→ **Stored rows**
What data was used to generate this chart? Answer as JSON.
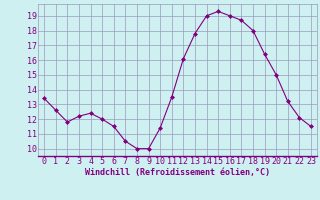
{
  "x": [
    0,
    1,
    2,
    3,
    4,
    5,
    6,
    7,
    8,
    9,
    10,
    11,
    12,
    13,
    14,
    15,
    16,
    17,
    18,
    19,
    20,
    21,
    22,
    23
  ],
  "y": [
    13.4,
    12.6,
    11.8,
    12.2,
    12.4,
    12.0,
    11.5,
    10.5,
    10.0,
    10.0,
    11.4,
    13.5,
    16.1,
    17.8,
    19.0,
    19.3,
    19.0,
    18.7,
    18.0,
    16.4,
    15.0,
    13.2,
    12.1,
    11.5
  ],
  "line_color": "#800080",
  "marker": "D",
  "marker_size": 2,
  "bg_color": "#cff0f0",
  "grid_color": "#9999bb",
  "xlabel": "Windchill (Refroidissement éolien,°C)",
  "xlabel_color": "#800080",
  "tick_color": "#800080",
  "label_fontsize": 6,
  "xlabel_fontsize": 6,
  "ylim": [
    9.5,
    19.8
  ],
  "xlim": [
    -0.5,
    23.5
  ],
  "yticks": [
    10,
    11,
    12,
    13,
    14,
    15,
    16,
    17,
    18,
    19
  ],
  "xticks": [
    0,
    1,
    2,
    3,
    4,
    5,
    6,
    7,
    8,
    9,
    10,
    11,
    12,
    13,
    14,
    15,
    16,
    17,
    18,
    19,
    20,
    21,
    22,
    23
  ]
}
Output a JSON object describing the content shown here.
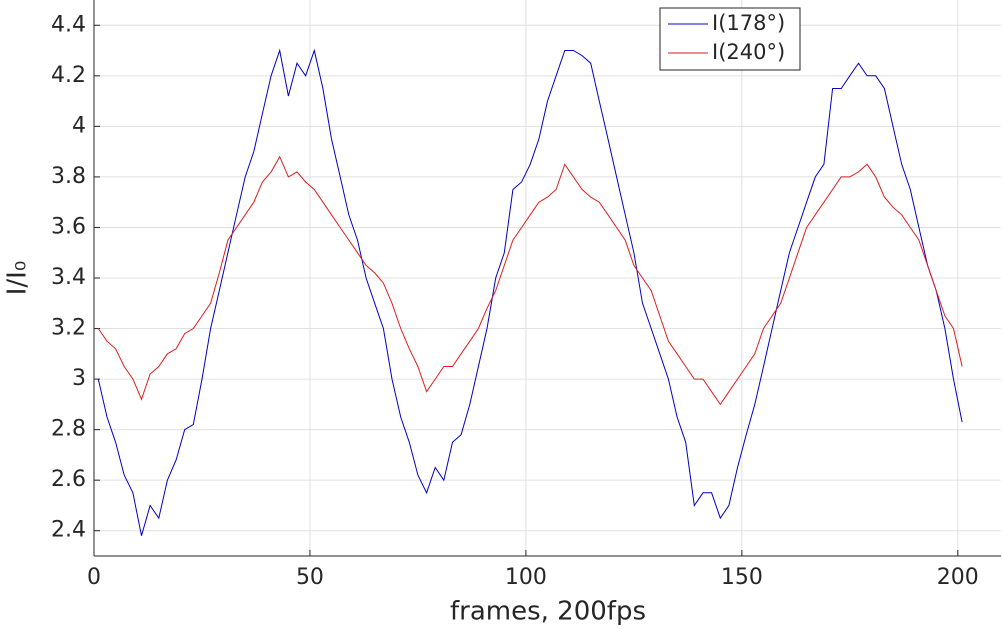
{
  "chart_data": {
    "type": "line",
    "xlabel": "frames, 200fps",
    "ylabel": "I/I₀",
    "x": [
      1,
      3,
      5,
      7,
      9,
      11,
      13,
      15,
      17,
      19,
      21,
      23,
      25,
      27,
      29,
      31,
      33,
      35,
      37,
      39,
      41,
      43,
      45,
      47,
      49,
      51,
      53,
      55,
      57,
      59,
      61,
      63,
      65,
      67,
      69,
      71,
      73,
      75,
      77,
      79,
      81,
      83,
      85,
      87,
      89,
      91,
      93,
      95,
      97,
      99,
      101,
      103,
      105,
      107,
      109,
      111,
      113,
      115,
      117,
      119,
      121,
      123,
      125,
      127,
      129,
      131,
      133,
      135,
      137,
      139,
      141,
      143,
      145,
      147,
      149,
      151,
      153,
      155,
      157,
      159,
      161,
      163,
      165,
      167,
      169,
      171,
      173,
      175,
      177,
      179,
      181,
      183,
      185,
      187,
      189,
      191,
      193,
      195,
      197,
      199,
      201
    ],
    "series": [
      {
        "name": "I(178°)",
        "color": "#0000c8",
        "values": [
          3.0,
          2.85,
          2.75,
          2.62,
          2.55,
          2.38,
          2.5,
          2.45,
          2.6,
          2.68,
          2.8,
          2.82,
          3.0,
          3.2,
          3.35,
          3.5,
          3.65,
          3.8,
          3.9,
          4.05,
          4.2,
          4.3,
          4.12,
          4.25,
          4.2,
          4.3,
          4.15,
          3.95,
          3.8,
          3.65,
          3.55,
          3.4,
          3.3,
          3.2,
          3.0,
          2.85,
          2.75,
          2.62,
          2.55,
          2.65,
          2.6,
          2.75,
          2.78,
          2.9,
          3.05,
          3.2,
          3.4,
          3.5,
          3.75,
          3.78,
          3.85,
          3.95,
          4.1,
          4.2,
          4.3,
          4.3,
          4.28,
          4.25,
          4.1,
          3.95,
          3.8,
          3.65,
          3.5,
          3.3,
          3.2,
          3.1,
          3.0,
          2.85,
          2.75,
          2.5,
          2.55,
          2.55,
          2.45,
          2.5,
          2.65,
          2.78,
          2.9,
          3.05,
          3.2,
          3.35,
          3.5,
          3.6,
          3.7,
          3.8,
          3.85,
          4.15,
          4.15,
          4.2,
          4.25,
          4.2,
          4.2,
          4.15,
          4.0,
          3.85,
          3.75,
          3.6,
          3.45,
          3.35,
          3.2,
          3.0,
          2.83
        ]
      },
      {
        "name": "I(240°)",
        "color": "#dc1e1e",
        "values": [
          3.2,
          3.15,
          3.12,
          3.05,
          3.0,
          2.92,
          3.02,
          3.05,
          3.1,
          3.12,
          3.18,
          3.2,
          3.25,
          3.3,
          3.42,
          3.55,
          3.6,
          3.65,
          3.7,
          3.78,
          3.82,
          3.88,
          3.8,
          3.82,
          3.78,
          3.75,
          3.7,
          3.65,
          3.6,
          3.55,
          3.5,
          3.45,
          3.42,
          3.38,
          3.3,
          3.2,
          3.12,
          3.05,
          2.95,
          3.0,
          3.05,
          3.05,
          3.1,
          3.15,
          3.2,
          3.28,
          3.35,
          3.45,
          3.55,
          3.6,
          3.65,
          3.7,
          3.72,
          3.75,
          3.85,
          3.8,
          3.75,
          3.72,
          3.7,
          3.65,
          3.6,
          3.55,
          3.45,
          3.4,
          3.35,
          3.25,
          3.15,
          3.1,
          3.05,
          3.0,
          3.0,
          2.95,
          2.9,
          2.95,
          3.0,
          3.05,
          3.1,
          3.2,
          3.25,
          3.3,
          3.4,
          3.5,
          3.6,
          3.65,
          3.7,
          3.75,
          3.8,
          3.8,
          3.82,
          3.85,
          3.8,
          3.72,
          3.68,
          3.65,
          3.6,
          3.55,
          3.45,
          3.35,
          3.25,
          3.2,
          3.05
        ]
      }
    ],
    "xlim": [
      0,
      210
    ],
    "xticks": [
      0,
      50,
      100,
      150,
      200
    ],
    "ylim": [
      2.3,
      4.5
    ],
    "yticks": [
      2.4,
      2.6,
      2.8,
      3,
      3.2,
      3.4,
      3.6,
      3.8,
      4,
      4.2,
      4.4
    ],
    "grid": true,
    "legend": "top right"
  }
}
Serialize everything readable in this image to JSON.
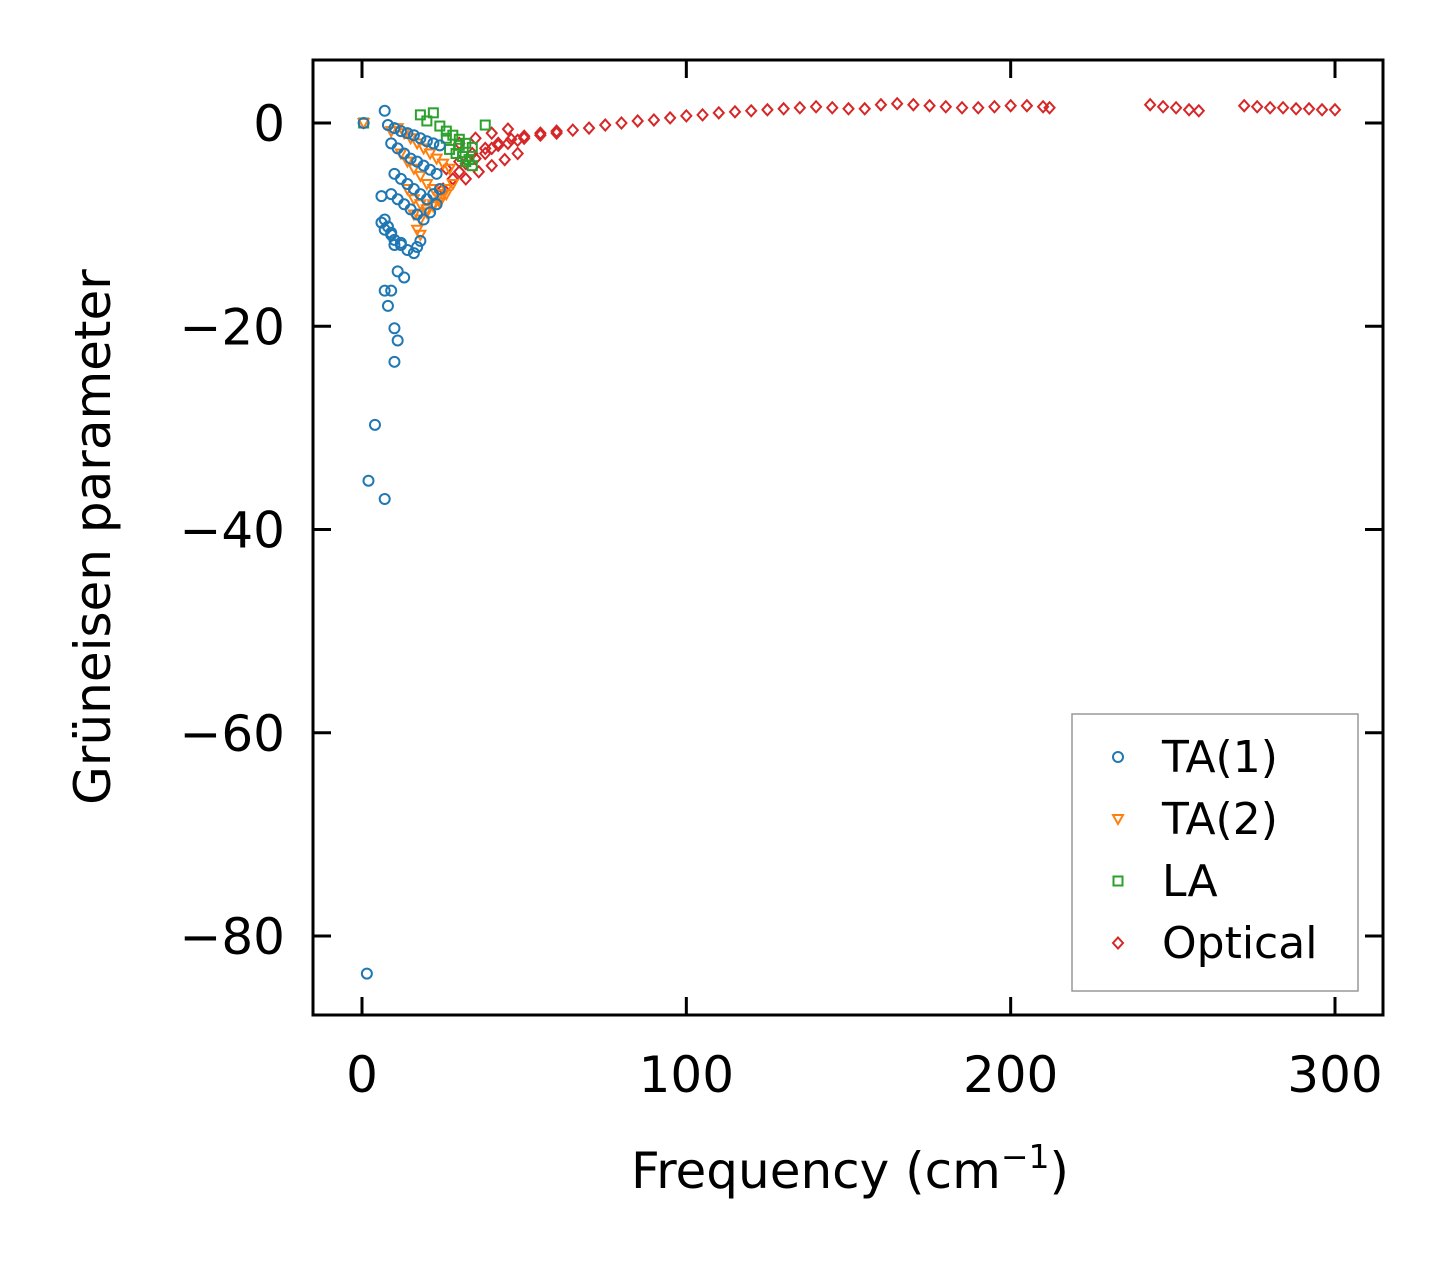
{
  "chart_data": {
    "type": "scatter",
    "title": "",
    "xlabel": "Frequency (cm",
    "xlabel_superscript": "−1",
    "xlabel_suffix": ")",
    "ylabel": "Grüneisen parameter",
    "xlim": [
      -15,
      315
    ],
    "ylim": [
      -88,
      6
    ],
    "x_ticks": [
      0,
      100,
      200,
      300
    ],
    "y_ticks": [
      0,
      -20,
      -40,
      -60,
      -80
    ],
    "x_tick_labels": [
      "0",
      "100",
      "200",
      "300"
    ],
    "y_tick_labels": [
      "0",
      "−20",
      "−40",
      "−60",
      "−80"
    ],
    "grid": false,
    "legend_position": "lower-right",
    "series": [
      {
        "name": "TA(1)",
        "marker": "circle",
        "color": "#1f77b4",
        "x": [
          0.5,
          7,
          8,
          10,
          12,
          14,
          16,
          18,
          20,
          22,
          24,
          9,
          11,
          13,
          15,
          17,
          19,
          21,
          23,
          10,
          12,
          14,
          16,
          18,
          20,
          22,
          24,
          9,
          11,
          13,
          15,
          17,
          19,
          21,
          23,
          6,
          7,
          8,
          9,
          10,
          12,
          14,
          16,
          17,
          18,
          6,
          7,
          9,
          10,
          12,
          11,
          13,
          7,
          9,
          8,
          10,
          11,
          10,
          4,
          2,
          7,
          1.5
        ],
        "y": [
          0,
          1.2,
          -0.2,
          -0.5,
          -0.8,
          -1.0,
          -1.2,
          -1.5,
          -1.8,
          -2.0,
          -2.2,
          -2.0,
          -2.5,
          -3.0,
          -3.5,
          -3.8,
          -4.2,
          -4.6,
          -5.0,
          -5.0,
          -5.5,
          -6.0,
          -6.5,
          -7.0,
          -7.5,
          -7.0,
          -6.5,
          -7.0,
          -7.5,
          -8.0,
          -8.5,
          -9.0,
          -9.5,
          -8.8,
          -8.0,
          -7.2,
          -9.5,
          -10.2,
          -11.0,
          -11.5,
          -12.0,
          -12.5,
          -12.8,
          -12.2,
          -11.6,
          -9.8,
          -10.5,
          -10.8,
          -12.0,
          -11.8,
          -14.6,
          -15.2,
          -16.5,
          -16.5,
          -18.0,
          -20.2,
          -21.4,
          -23.5,
          -29.7,
          -35.2,
          -37.0,
          -83.7
        ]
      },
      {
        "name": "TA(2)",
        "marker": "triangle-down",
        "color": "#ff7f0e",
        "x": [
          0.5,
          9,
          11,
          13,
          15,
          17,
          19,
          21,
          23,
          25,
          27,
          12,
          14,
          16,
          18,
          20,
          22,
          24,
          26,
          28,
          14,
          16,
          18,
          20,
          22,
          24,
          26,
          16,
          18,
          20,
          22,
          24,
          17,
          18
        ],
        "y": [
          0,
          -0.8,
          -0.5,
          -1.0,
          -1.5,
          -2.0,
          -2.5,
          -3.0,
          -3.5,
          -4.0,
          -4.5,
          -3.0,
          -3.8,
          -4.5,
          -5.2,
          -6.0,
          -6.5,
          -7.0,
          -6.5,
          -6.0,
          -6.5,
          -7.5,
          -8.0,
          -8.5,
          -8.0,
          -7.5,
          -7.0,
          -9.0,
          -9.5,
          -8.8,
          -8.2,
          -7.8,
          -10.5,
          -11.0
        ]
      },
      {
        "name": "LA",
        "marker": "square",
        "color": "#2ca02c",
        "x": [
          0.5,
          18,
          22,
          20,
          24,
          26,
          28,
          30,
          32,
          34,
          27,
          29,
          31,
          33,
          26,
          30,
          32,
          34,
          38
        ],
        "y": [
          0,
          0.8,
          1.0,
          0.2,
          -0.3,
          -0.8,
          -1.2,
          -1.6,
          -2.0,
          -2.4,
          -2.6,
          -3.0,
          -3.3,
          -3.6,
          -1.5,
          -2.2,
          -3.8,
          -4.2,
          -0.2
        ]
      },
      {
        "name": "Optical",
        "marker": "diamond",
        "color": "#d62728",
        "x": [
          25,
          28,
          30,
          32,
          35,
          38,
          40,
          42,
          45,
          48,
          50,
          55,
          60,
          65,
          70,
          75,
          80,
          85,
          90,
          95,
          100,
          105,
          110,
          115,
          120,
          125,
          130,
          135,
          140,
          145,
          150,
          155,
          160,
          165,
          170,
          175,
          180,
          185,
          190,
          195,
          200,
          205,
          210,
          212,
          243,
          247,
          251,
          255,
          258,
          272,
          276,
          280,
          284,
          288,
          292,
          296,
          300,
          26,
          30,
          34,
          38,
          42,
          46,
          50,
          55,
          60,
          30,
          35,
          40,
          45,
          32,
          36,
          40,
          44,
          48
        ],
        "y": [
          -6.5,
          -5.5,
          -4.8,
          -4.0,
          -3.5,
          -3.0,
          -2.5,
          -2.2,
          -2.0,
          -1.7,
          -1.5,
          -1.2,
          -1.0,
          -0.7,
          -0.5,
          -0.2,
          0.0,
          0.2,
          0.3,
          0.5,
          0.7,
          0.8,
          1.0,
          1.1,
          1.2,
          1.3,
          1.4,
          1.5,
          1.6,
          1.5,
          1.4,
          1.4,
          1.8,
          1.9,
          1.8,
          1.7,
          1.6,
          1.5,
          1.5,
          1.6,
          1.7,
          1.7,
          1.6,
          1.5,
          1.8,
          1.6,
          1.5,
          1.3,
          1.2,
          1.7,
          1.6,
          1.5,
          1.5,
          1.4,
          1.4,
          1.3,
          1.3,
          -4.5,
          -3.8,
          -3.0,
          -2.5,
          -2.0,
          -1.6,
          -1.3,
          -1.0,
          -0.8,
          -2.0,
          -1.5,
          -1.0,
          -0.6,
          -5.5,
          -4.8,
          -4.2,
          -3.6,
          -3.0
        ]
      }
    ]
  }
}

→ **What the exercise asks**
Scan the data above; copy every line where "ylabel" appears.

→ **Reply to the exercise**
    "ylabel": "I/I₀",
    "ylabel": "Grüneisen parameter",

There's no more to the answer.